Stated exercise:
Exactly as written, retype the listing below, omitting the pictures.

------------------------------------------------------------

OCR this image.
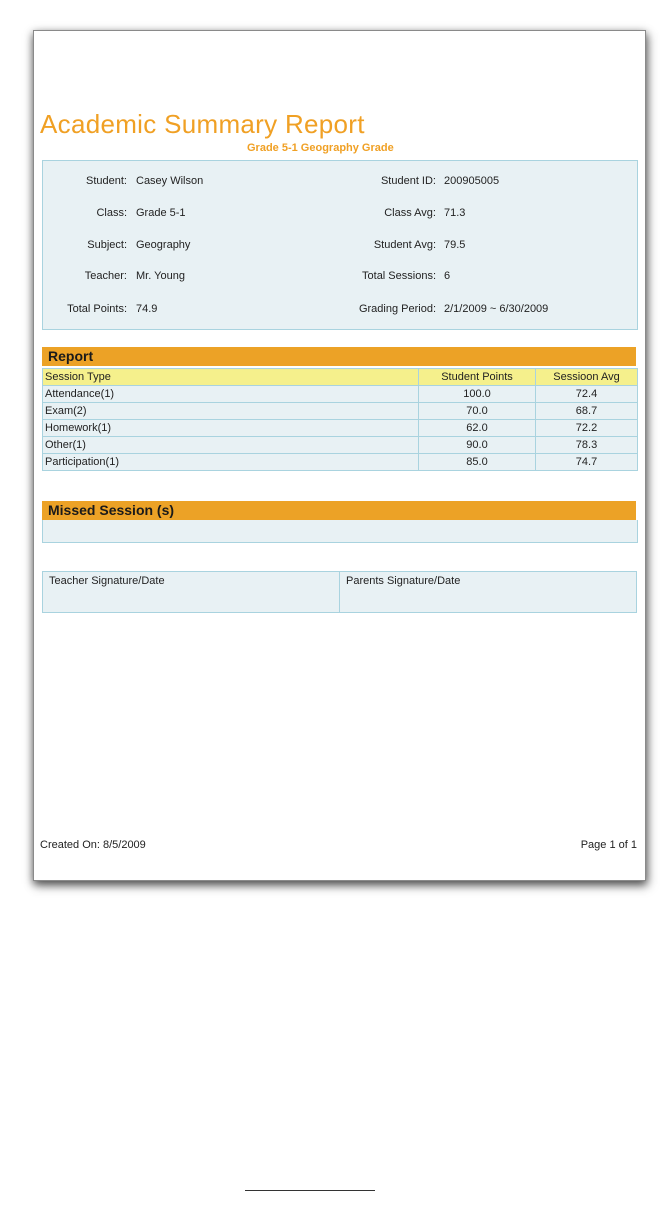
Academic Summary Report
Grade 5-1 Geography Grade
Student: Casey Wilson
Class: Grade 5-1
Subject: Geography
Teacher: Mr. Young
Total Points: 74.9
Student ID: 200905005
Class Avg: 71.3
Student Avg: 79.5
Total Sessions: 6
Grading Period: 2/1/2009 ~ 6/30/2009
Report
Session Type	Student Points	Sessioon Avg
Attendance(1)	100.0	72.4
Exam(2)	70.0	68.7
Homework(1)	62.0	72.2
Other(1)	90.0	78.3
Participation(1)	85.0	74.7
Missed Session (s)
Teacher Signature/Date	Parents Signature/Date
Created On: 8/5/2009	Page 1 of 1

------------------------------------------------------------

Exercise result:
OCR this image.
Academic Summary Report
Grade 5-1 Geography Grade
Student: Casey Wilson
Class: Grade 5-1
Subject: Geography
Teacher: Mr. Young
Total Points: 74.9
Student ID: 200905005
Class Avg: 71.3
Student Avg: 79.5
Total Sessions: 6
Grading Period: 2/1/2009 ~ 6/30/2009
Report
Session Type	Student Points	Sessioon Avg
Attendance(1)	100.0	72.4
Exam(2)	70.0	68.7
Homework(1)	62.0	72.2
Other(1)	90.0	78.3
Participation(1)	85.0	74.7
Missed Session (s)
Teacher Signature/Date	Parents Signature/Date
Created On: 8/5/2009	Page 1 of 1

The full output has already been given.